§ EXERCISE MATERIALS:
************

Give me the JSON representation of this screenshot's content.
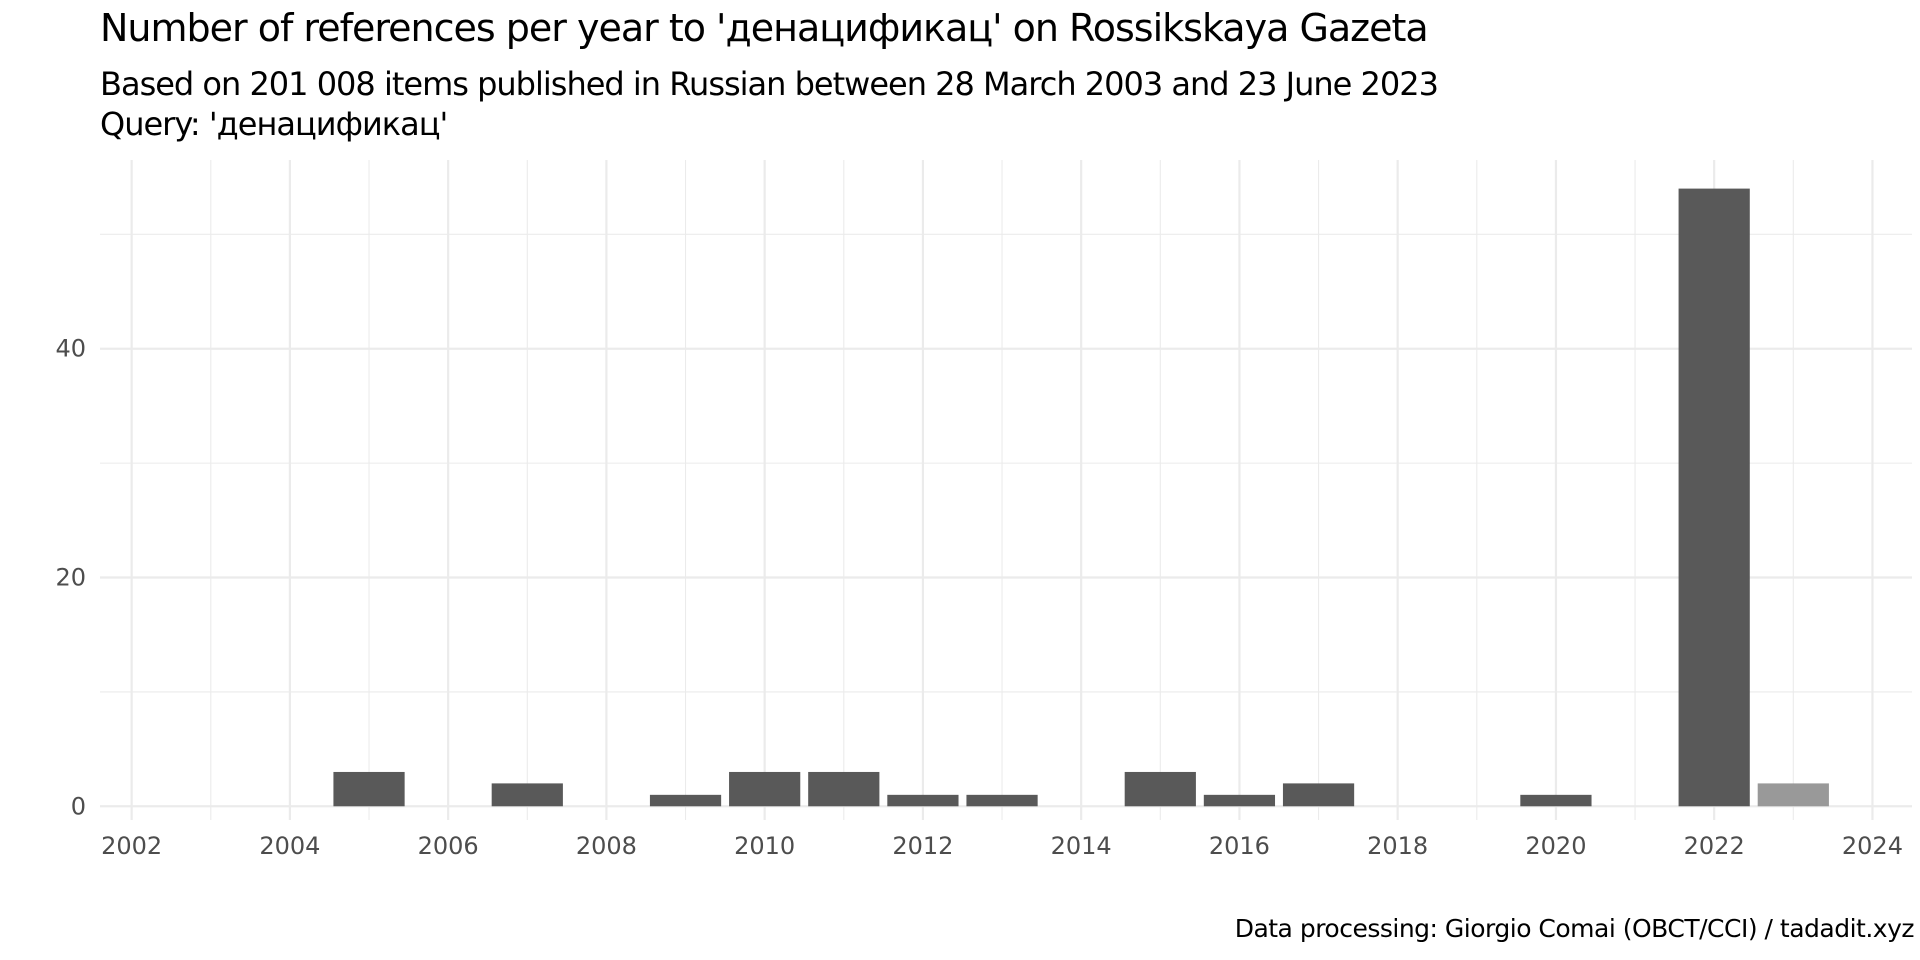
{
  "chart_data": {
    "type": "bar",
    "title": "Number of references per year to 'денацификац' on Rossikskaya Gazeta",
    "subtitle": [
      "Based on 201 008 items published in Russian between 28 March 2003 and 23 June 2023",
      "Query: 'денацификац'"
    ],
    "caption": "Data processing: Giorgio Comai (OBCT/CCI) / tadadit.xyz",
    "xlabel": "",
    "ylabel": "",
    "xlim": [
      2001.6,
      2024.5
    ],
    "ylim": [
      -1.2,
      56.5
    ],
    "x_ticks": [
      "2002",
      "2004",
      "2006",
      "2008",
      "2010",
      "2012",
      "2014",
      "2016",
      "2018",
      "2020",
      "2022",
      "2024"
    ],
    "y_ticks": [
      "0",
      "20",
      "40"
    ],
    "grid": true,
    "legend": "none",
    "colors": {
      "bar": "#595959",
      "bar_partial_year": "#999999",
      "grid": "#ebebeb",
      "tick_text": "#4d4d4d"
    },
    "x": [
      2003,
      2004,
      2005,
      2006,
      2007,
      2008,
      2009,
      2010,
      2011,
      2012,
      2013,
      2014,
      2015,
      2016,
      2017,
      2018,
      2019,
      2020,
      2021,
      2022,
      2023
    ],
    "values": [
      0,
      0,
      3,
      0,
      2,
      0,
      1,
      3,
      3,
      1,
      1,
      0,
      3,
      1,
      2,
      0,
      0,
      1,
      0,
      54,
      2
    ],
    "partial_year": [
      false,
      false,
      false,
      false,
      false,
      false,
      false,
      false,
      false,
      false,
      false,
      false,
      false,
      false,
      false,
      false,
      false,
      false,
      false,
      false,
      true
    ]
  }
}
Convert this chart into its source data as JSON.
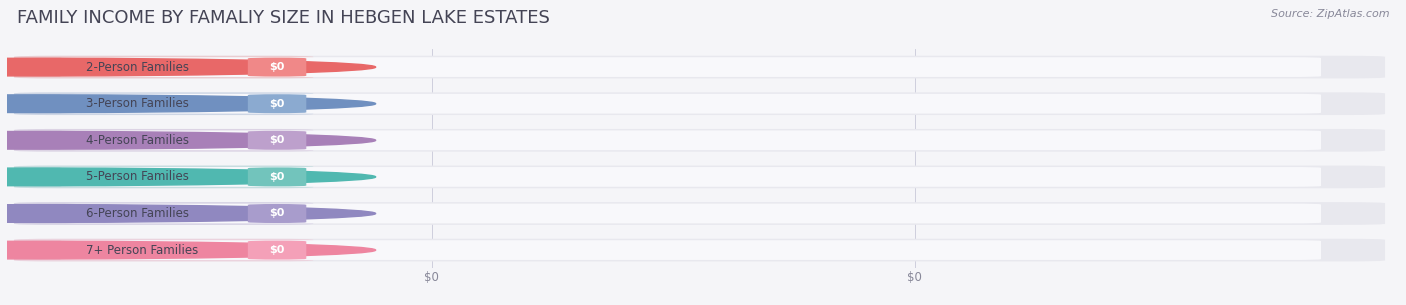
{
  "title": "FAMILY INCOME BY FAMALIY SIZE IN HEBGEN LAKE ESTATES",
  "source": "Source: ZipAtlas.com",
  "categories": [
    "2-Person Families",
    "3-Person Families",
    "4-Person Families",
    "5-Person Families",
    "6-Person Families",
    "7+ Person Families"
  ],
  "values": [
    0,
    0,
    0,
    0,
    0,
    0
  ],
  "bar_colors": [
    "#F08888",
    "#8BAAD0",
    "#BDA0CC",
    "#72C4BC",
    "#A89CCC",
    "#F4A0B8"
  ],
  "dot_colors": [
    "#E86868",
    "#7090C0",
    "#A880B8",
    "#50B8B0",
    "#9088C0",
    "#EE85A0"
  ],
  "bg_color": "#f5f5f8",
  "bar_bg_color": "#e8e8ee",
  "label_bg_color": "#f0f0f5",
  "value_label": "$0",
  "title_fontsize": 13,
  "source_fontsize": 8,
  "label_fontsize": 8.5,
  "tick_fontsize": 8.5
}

************

§ WRITTEN INSTRUCTION:
Repeat the preceding records precisely, and leave every picture out of the copy.

§ CORRECT RESULT:
Give me the JSON representation of this screenshot's content.
{
  "chart_data": {
    "type": "bar",
    "title": "Number of references per year to 'денацификац' on Rossikskaya Gazeta",
    "subtitle": [
      "Based on 201 008 items published in Russian between 28 March 2003 and 23 June 2023",
      "Query: 'денацификац'"
    ],
    "caption": "Data processing: Giorgio Comai (OBCT/CCI) / tadadit.xyz",
    "xlabel": "",
    "ylabel": "",
    "xlim": [
      2001.6,
      2024.5
    ],
    "ylim": [
      -1.2,
      56.5
    ],
    "x_ticks": [
      "2002",
      "2004",
      "2006",
      "2008",
      "2010",
      "2012",
      "2014",
      "2016",
      "2018",
      "2020",
      "2022",
      "2024"
    ],
    "y_ticks": [
      "0",
      "20",
      "40"
    ],
    "grid": true,
    "legend": "none",
    "colors": {
      "bar": "#595959",
      "bar_partial_year": "#999999",
      "grid": "#ebebeb",
      "tick_text": "#4d4d4d"
    },
    "x": [
      2003,
      2004,
      2005,
      2006,
      2007,
      2008,
      2009,
      2010,
      2011,
      2012,
      2013,
      2014,
      2015,
      2016,
      2017,
      2018,
      2019,
      2020,
      2021,
      2022,
      2023
    ],
    "values": [
      0,
      0,
      3,
      0,
      2,
      0,
      1,
      3,
      3,
      1,
      1,
      0,
      3,
      1,
      2,
      0,
      0,
      1,
      0,
      54,
      2
    ],
    "partial_year": [
      false,
      false,
      false,
      false,
      false,
      false,
      false,
      false,
      false,
      false,
      false,
      false,
      false,
      false,
      false,
      false,
      false,
      false,
      false,
      false,
      true
    ]
  }
}
Convert this chart into its source data as JSON.
{
  "title": "FAMILY INCOME BY FAMALIY SIZE IN HEBGEN LAKE ESTATES",
  "source": "Source: ZipAtlas.com",
  "categories": [
    "2-Person Families",
    "3-Person Families",
    "4-Person Families",
    "5-Person Families",
    "6-Person Families",
    "7+ Person Families"
  ],
  "values": [
    0,
    0,
    0,
    0,
    0,
    0
  ],
  "bar_colors": [
    "#F08888",
    "#8BAAD0",
    "#BDA0CC",
    "#72C4BC",
    "#A89CCC",
    "#F4A0B8"
  ],
  "dot_colors": [
    "#E86868",
    "#7090C0",
    "#A880B8",
    "#50B8B0",
    "#9088C0",
    "#EE85A0"
  ],
  "bg_color": "#f5f5f8",
  "bar_bg_color": "#e8e8ee",
  "label_bg_color": "#f0f0f5",
  "value_label": "$0",
  "title_fontsize": 13,
  "source_fontsize": 8,
  "label_fontsize": 8.5,
  "tick_fontsize": 8.5
}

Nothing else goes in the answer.